§ **El ejercicio**
Reproduce sin cambios la parte del fragmento para leer que va de "También mandaba que" a "no. Pero insistieron.", ambos inclusive.

§ **Fragmento para leer**
□ □ □ □
❝A VEINTE GRADOS DE LATITUD NORTE, avanzaba entonces que en el mismo hotelito de Bhubaneshwar, en el casco antiguo, la populosa y sagrada Old Town, compartí algunos encuentros con una familia de la casta brahmán en duelo que venía del interior de la provincia para asistir al Lingaraj. La viuda del fallecido, limitada en sus movimientos pero no en ajuares, agradeció, desde el primer día en que le ayudé con unas escalares de acceso, la forma en que sin miramientos, resolutivamente, le cogí del brazo para subirlas juntos, todo ello sin haber dejado de saludarla previamente, palmas unidas al pecho y por la frente, mediando un sonoro namasté con sonrisa y un buenos días en hindi.

En sucesivos encuentros, con su elegante juego de sari y choli, sentada en el patio de acceso al establecimiento, daba con la mano unos golpecitos secos en el asiento de la silla de madera que tenía a su lado para hacerme ver que quería que me acercase hasta ella.
También mandaba que me trajesen algunos dulces que ellos mismos hacían en las habitaciones (algunas de las habitaciones de la planta baja iban equipadas con cocina), tan sabrosos como delicadamente manoseados.
En su presencia, ni su par de hijos gemelos ni sus nueras daban respingos ni ponían caras.
Surgida alguna confianza de resultas de todo lo anterior, el par de nueras terminaron por lanzarse sobre mí para preguntarme, porque escudriñaban al extranjero que era yo con curiosidad, si las cremas que me daba cuando salía eran para conseguir una piel tan blanca. Les aclaré que no. Pero insistieron.
□ □ □ □
§ **Datos recopilados**
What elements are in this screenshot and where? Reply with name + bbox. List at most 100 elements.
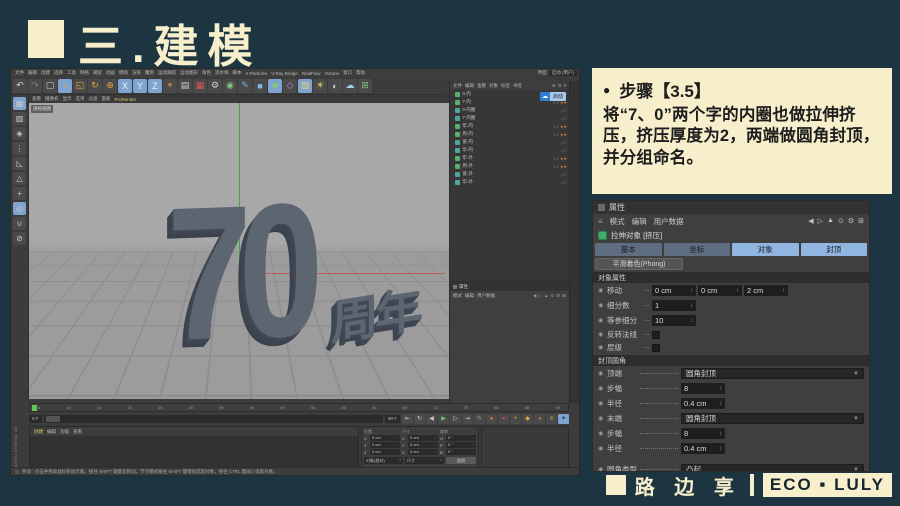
□ □ □ □
§ **Respuesta completa**
También mandaba que me trajesen algunos dulces que ellos mismos hacían en las habitaciones (algunas de las habitaciones de la planta baja iban equipadas con cocina), tan sabrosos como delicadamente manoseados.
En su presencia, ni su par de hijos gemelos ni sus nueras daban respingos ni ponían caras.
Surgida alguna confianza de resultas de todo lo anterior, el par de nueras terminaron por lanzarse sobre mí para preguntarme, porque escudriñaban al extranjero que era yo con curiosidad, si las cremas que me daba cuando salía eran para conseguir una piel tan blanca. Les aclaré que no. Pero insistieron.